(Dataset rows about figures)
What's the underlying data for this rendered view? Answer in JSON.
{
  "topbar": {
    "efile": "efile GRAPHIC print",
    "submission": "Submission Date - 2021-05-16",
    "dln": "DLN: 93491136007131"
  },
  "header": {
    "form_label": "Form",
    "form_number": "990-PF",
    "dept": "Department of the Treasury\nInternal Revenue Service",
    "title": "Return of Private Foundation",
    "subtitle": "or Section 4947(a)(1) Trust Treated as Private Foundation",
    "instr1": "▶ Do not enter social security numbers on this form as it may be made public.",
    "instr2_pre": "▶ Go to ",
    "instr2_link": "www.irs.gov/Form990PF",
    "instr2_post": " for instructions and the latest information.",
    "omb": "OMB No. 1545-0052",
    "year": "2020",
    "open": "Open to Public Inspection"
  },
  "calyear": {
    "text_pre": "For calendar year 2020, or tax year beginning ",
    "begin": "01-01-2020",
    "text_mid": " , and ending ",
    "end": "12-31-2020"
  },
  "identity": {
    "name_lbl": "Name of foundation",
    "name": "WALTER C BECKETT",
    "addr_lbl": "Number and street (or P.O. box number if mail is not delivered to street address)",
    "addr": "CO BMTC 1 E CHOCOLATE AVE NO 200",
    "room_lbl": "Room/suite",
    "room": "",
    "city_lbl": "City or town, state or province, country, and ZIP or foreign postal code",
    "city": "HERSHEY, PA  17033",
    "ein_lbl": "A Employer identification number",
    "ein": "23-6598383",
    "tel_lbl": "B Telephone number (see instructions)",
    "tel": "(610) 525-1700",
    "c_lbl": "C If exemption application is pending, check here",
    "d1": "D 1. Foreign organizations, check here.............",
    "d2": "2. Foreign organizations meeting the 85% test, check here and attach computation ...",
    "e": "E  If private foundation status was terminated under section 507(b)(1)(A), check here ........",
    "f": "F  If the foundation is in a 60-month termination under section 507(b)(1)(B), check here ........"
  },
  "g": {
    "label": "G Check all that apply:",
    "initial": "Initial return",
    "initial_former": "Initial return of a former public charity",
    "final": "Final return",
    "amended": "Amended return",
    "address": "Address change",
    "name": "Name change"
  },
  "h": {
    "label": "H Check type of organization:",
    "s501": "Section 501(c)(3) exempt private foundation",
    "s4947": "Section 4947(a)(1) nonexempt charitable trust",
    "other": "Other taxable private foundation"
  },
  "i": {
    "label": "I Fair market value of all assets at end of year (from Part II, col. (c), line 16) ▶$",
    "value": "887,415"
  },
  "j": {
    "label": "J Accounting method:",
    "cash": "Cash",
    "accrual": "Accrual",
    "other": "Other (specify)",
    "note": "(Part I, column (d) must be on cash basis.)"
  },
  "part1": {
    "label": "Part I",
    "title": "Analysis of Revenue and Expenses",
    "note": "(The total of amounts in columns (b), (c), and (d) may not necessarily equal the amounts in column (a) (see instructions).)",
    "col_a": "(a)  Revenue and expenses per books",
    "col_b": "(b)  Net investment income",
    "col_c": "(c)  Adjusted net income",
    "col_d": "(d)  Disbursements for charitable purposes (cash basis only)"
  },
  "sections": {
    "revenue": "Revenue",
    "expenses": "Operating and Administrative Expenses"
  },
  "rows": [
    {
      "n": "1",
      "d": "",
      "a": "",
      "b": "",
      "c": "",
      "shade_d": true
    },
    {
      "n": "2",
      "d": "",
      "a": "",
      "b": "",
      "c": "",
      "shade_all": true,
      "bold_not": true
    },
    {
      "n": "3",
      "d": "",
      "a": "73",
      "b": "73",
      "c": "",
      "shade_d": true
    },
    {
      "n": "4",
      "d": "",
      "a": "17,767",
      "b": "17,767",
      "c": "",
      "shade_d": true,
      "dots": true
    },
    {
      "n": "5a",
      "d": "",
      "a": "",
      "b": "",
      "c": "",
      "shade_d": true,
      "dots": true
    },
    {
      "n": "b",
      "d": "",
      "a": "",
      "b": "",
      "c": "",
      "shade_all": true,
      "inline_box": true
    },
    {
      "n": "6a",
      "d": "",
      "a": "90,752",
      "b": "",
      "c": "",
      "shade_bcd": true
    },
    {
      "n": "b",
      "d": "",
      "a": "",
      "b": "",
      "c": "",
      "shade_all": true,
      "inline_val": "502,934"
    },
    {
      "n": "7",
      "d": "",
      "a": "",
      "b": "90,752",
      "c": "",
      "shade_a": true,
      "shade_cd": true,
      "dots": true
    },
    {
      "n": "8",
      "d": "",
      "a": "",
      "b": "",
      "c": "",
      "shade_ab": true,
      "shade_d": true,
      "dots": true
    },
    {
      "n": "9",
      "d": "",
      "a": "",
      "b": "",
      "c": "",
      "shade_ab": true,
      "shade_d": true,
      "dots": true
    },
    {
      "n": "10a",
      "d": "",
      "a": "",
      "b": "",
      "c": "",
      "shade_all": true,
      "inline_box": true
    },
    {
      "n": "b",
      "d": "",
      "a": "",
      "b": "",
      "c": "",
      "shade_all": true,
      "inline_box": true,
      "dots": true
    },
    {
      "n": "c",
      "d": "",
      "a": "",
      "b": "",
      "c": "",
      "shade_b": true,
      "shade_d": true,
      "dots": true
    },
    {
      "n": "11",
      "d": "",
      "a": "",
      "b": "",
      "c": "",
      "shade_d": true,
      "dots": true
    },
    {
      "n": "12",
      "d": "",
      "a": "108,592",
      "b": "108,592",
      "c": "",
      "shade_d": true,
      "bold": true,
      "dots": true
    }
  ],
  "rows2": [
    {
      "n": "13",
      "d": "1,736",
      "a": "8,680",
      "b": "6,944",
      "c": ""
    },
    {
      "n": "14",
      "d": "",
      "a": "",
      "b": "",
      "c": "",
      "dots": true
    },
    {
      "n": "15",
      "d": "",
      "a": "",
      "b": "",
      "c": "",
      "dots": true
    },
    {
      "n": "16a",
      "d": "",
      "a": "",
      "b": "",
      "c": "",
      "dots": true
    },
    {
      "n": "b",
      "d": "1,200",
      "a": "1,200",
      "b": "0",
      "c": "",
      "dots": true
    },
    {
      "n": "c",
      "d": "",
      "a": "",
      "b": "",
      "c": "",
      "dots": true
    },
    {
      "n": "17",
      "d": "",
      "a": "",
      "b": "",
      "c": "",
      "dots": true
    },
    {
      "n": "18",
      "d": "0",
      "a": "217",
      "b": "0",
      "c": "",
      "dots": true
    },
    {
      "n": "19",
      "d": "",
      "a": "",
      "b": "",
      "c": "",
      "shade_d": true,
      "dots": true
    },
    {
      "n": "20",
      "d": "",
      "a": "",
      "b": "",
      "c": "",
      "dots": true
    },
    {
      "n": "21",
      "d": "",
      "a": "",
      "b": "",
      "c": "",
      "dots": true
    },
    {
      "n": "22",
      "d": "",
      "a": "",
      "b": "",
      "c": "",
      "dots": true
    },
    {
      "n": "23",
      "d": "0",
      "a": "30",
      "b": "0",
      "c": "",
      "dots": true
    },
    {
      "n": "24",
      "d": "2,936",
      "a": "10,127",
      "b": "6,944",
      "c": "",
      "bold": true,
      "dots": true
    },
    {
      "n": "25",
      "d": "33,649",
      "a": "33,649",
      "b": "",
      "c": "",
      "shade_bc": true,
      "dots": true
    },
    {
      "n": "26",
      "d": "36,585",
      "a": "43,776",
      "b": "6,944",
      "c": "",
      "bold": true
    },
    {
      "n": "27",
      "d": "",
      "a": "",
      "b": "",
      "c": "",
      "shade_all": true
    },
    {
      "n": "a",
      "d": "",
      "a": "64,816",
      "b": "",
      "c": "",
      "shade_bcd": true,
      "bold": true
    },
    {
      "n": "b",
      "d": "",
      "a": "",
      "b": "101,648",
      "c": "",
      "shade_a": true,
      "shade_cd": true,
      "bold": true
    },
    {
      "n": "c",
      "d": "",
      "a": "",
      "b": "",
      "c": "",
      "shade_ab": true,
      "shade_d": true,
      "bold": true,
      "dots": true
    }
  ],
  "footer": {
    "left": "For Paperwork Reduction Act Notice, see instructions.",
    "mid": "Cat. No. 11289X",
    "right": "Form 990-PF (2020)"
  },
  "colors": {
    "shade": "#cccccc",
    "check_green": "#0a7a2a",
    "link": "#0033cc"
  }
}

• REQUIREMENTS: Only the number is wanted: how many lines in the data include the word "basis"?

• EXERCISE RESPONSE: 2